• [Items from a figure collection]:
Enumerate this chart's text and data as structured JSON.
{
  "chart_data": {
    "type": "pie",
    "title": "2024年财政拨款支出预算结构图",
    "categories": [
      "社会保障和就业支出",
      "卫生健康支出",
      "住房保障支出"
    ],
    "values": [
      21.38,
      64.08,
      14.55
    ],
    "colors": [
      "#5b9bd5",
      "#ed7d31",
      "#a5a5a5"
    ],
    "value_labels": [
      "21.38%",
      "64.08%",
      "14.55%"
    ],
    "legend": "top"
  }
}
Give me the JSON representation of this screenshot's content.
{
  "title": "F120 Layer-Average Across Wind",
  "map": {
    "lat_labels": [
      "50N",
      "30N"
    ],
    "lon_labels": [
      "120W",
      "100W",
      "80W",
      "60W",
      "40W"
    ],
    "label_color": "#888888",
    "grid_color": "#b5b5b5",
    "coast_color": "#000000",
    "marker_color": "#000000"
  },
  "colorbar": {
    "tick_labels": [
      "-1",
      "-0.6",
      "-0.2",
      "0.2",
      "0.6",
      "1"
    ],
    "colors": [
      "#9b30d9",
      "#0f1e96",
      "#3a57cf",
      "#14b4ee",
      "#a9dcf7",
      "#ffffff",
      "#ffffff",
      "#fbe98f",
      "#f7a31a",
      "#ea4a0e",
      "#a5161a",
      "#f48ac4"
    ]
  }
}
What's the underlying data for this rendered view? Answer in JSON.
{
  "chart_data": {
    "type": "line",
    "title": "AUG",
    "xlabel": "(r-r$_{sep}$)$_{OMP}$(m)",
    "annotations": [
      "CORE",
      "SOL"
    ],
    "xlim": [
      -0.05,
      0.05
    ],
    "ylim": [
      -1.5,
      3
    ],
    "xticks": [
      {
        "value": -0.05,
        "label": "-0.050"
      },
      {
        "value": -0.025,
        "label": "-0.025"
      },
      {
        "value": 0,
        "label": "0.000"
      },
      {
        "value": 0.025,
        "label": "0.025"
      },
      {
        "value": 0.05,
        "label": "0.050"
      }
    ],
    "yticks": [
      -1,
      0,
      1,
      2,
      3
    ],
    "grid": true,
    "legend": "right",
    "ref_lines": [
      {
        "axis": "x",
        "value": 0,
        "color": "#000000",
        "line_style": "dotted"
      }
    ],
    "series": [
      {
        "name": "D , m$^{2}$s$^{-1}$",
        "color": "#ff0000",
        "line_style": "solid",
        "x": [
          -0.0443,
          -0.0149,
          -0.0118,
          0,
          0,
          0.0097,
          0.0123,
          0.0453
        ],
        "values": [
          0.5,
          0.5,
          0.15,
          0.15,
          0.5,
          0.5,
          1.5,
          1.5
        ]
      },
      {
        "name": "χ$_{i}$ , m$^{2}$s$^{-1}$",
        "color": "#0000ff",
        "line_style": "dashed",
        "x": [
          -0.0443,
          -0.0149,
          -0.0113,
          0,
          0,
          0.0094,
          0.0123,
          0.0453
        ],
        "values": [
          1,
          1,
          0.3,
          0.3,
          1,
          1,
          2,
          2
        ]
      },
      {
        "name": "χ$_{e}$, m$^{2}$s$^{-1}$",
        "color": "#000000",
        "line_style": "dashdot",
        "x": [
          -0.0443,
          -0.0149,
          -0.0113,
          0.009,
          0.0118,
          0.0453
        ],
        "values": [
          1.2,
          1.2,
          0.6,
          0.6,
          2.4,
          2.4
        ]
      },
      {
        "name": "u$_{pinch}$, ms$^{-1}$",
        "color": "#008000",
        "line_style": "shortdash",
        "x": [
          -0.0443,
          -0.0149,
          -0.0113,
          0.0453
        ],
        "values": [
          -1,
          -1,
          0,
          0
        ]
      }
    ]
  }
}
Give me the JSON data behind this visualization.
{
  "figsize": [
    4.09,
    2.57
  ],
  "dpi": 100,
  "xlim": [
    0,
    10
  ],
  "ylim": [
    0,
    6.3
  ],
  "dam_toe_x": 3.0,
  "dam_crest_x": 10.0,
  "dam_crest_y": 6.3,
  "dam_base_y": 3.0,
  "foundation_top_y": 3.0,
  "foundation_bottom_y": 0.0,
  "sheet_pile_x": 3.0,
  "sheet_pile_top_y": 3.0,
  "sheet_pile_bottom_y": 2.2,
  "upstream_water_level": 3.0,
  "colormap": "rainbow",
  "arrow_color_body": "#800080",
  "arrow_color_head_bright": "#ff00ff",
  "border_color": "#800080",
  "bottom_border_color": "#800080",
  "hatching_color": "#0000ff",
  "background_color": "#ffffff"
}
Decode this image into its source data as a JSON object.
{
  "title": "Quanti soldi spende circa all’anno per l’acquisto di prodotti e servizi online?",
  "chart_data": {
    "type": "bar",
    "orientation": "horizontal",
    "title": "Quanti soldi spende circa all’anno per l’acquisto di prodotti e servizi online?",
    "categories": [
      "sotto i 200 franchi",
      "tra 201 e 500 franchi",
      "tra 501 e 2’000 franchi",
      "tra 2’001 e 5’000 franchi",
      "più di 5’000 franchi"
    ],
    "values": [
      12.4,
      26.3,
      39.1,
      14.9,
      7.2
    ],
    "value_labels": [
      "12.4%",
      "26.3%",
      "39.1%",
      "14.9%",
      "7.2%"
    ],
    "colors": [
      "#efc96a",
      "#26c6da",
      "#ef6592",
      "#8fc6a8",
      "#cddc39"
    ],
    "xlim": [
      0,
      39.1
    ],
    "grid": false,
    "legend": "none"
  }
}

• [EXERCISE TASK]: Write out all the data again, exactly as it appears.

• [CORRECT ANSWER]:
Enumerate this chart's text and data as structured JSON.
{
  "chart_data": {
    "type": "pie",
    "title": "2024年财政拨款支出预算结构图",
    "categories": [
      "社会保障和就业支出",
      "卫生健康支出",
      "住房保障支出"
    ],
    "values": [
      21.38,
      64.08,
      14.55
    ],
    "colors": [
      "#5b9bd5",
      "#ed7d31",
      "#a5a5a5"
    ],
    "value_labels": [
      "21.38%",
      "64.08%",
      "14.55%"
    ],
    "legend": "top"
  }
}
Give me the JSON representation of this screenshot's content.
{
  "title": "F120 Layer-Average Across Wind",
  "map": {
    "lat_labels": [
      "50N",
      "30N"
    ],
    "lon_labels": [
      "120W",
      "100W",
      "80W",
      "60W",
      "40W"
    ],
    "label_color": "#888888",
    "grid_color": "#b5b5b5",
    "coast_color": "#000000",
    "marker_color": "#000000"
  },
  "colorbar": {
    "tick_labels": [
      "-1",
      "-0.6",
      "-0.2",
      "0.2",
      "0.6",
      "1"
    ],
    "colors": [
      "#9b30d9",
      "#0f1e96",
      "#3a57cf",
      "#14b4ee",
      "#a9dcf7",
      "#ffffff",
      "#ffffff",
      "#fbe98f",
      "#f7a31a",
      "#ea4a0e",
      "#a5161a",
      "#f48ac4"
    ]
  }
}
What's the underlying data for this rendered view? Answer in JSON.
{
  "chart_data": {
    "type": "line",
    "title": "AUG",
    "xlabel": "(r-r$_{sep}$)$_{OMP}$(m)",
    "annotations": [
      "CORE",
      "SOL"
    ],
    "xlim": [
      -0.05,
      0.05
    ],
    "ylim": [
      -1.5,
      3
    ],
    "xticks": [
      {
        "value": -0.05,
        "label": "-0.050"
      },
      {
        "value": -0.025,
        "label": "-0.025"
      },
      {
        "value": 0,
        "label": "0.000"
      },
      {
        "value": 0.025,
        "label": "0.025"
      },
      {
        "value": 0.05,
        "label": "0.050"
      }
    ],
    "yticks": [
      -1,
      0,
      1,
      2,
      3
    ],
    "grid": true,
    "legend": "right",
    "ref_lines": [
      {
        "axis": "x",
        "value": 0,
        "color": "#000000",
        "line_style": "dotted"
      }
    ],
    "series": [
      {
        "name": "D , m$^{2}$s$^{-1}$",
        "color": "#ff0000",
        "line_style": "solid",
        "x": [
          -0.0443,
          -0.0149,
          -0.0118,
          0,
          0,
          0.0097,
          0.0123,
          0.0453
        ],
        "values": [
          0.5,
          0.5,
          0.15,
          0.15,
          0.5,
          0.5,
          1.5,
          1.5
        ]
      },
      {
        "name": "χ$_{i}$ , m$^{2}$s$^{-1}$",
        "color": "#0000ff",
        "line_style": "dashed",
        "x": [
          -0.0443,
          -0.0149,
          -0.0113,
          0,
          0,
          0.0094,
          0.0123,
          0.0453
        ],
        "values": [
          1,
          1,
          0.3,
          0.3,
          1,
          1,
          2,
          2
        ]
      },
      {
        "name": "χ$_{e}$, m$^{2}$s$^{-1}$",
        "color": "#000000",
        "line_style": "dashdot",
        "x": [
          -0.0443,
          -0.0149,
          -0.0113,
          0.009,
          0.0118,
          0.0453
        ],
        "values": [
          1.2,
          1.2,
          0.6,
          0.6,
          2.4,
          2.4
        ]
      },
      {
        "name": "u$_{pinch}$, ms$^{-1}$",
        "color": "#008000",
        "line_style": "shortdash",
        "x": [
          -0.0443,
          -0.0149,
          -0.0113,
          0.0453
        ],
        "values": [
          -1,
          -1,
          0,
          0
        ]
      }
    ]
  }
}
Give me the JSON data behind this visualization.
{
  "figsize": [
    4.09,
    2.57
  ],
  "dpi": 100,
  "xlim": [
    0,
    10
  ],
  "ylim": [
    0,
    6.3
  ],
  "dam_toe_x": 3.0,
  "dam_crest_x": 10.0,
  "dam_crest_y": 6.3,
  "dam_base_y": 3.0,
  "foundation_top_y": 3.0,
  "foundation_bottom_y": 0.0,
  "sheet_pile_x": 3.0,
  "sheet_pile_top_y": 3.0,
  "sheet_pile_bottom_y": 2.2,
  "upstream_water_level": 3.0,
  "colormap": "rainbow",
  "arrow_color_body": "#800080",
  "arrow_color_head_bright": "#ff00ff",
  "border_color": "#800080",
  "bottom_border_color": "#800080",
  "hatching_color": "#0000ff",
  "background_color": "#ffffff"
}
Decode this image into its source data as a JSON object.
{
  "title": "Quanti soldi spende circa all’anno per l’acquisto di prodotti e servizi online?",
  "chart_data": {
    "type": "bar",
    "orientation": "horizontal",
    "title": "Quanti soldi spende circa all’anno per l’acquisto di prodotti e servizi online?",
    "categories": [
      "sotto i 200 franchi",
      "tra 201 e 500 franchi",
      "tra 501 e 2’000 franchi",
      "tra 2’001 e 5’000 franchi",
      "più di 5’000 franchi"
    ],
    "values": [
      12.4,
      26.3,
      39.1,
      14.9,
      7.2
    ],
    "value_labels": [
      "12.4%",
      "26.3%",
      "39.1%",
      "14.9%",
      "7.2%"
    ],
    "colors": [
      "#efc96a",
      "#26c6da",
      "#ef6592",
      "#8fc6a8",
      "#cddc39"
    ],
    "xlim": [
      0,
      39.1
    ],
    "grid": false,
    "legend": "none"
  }
}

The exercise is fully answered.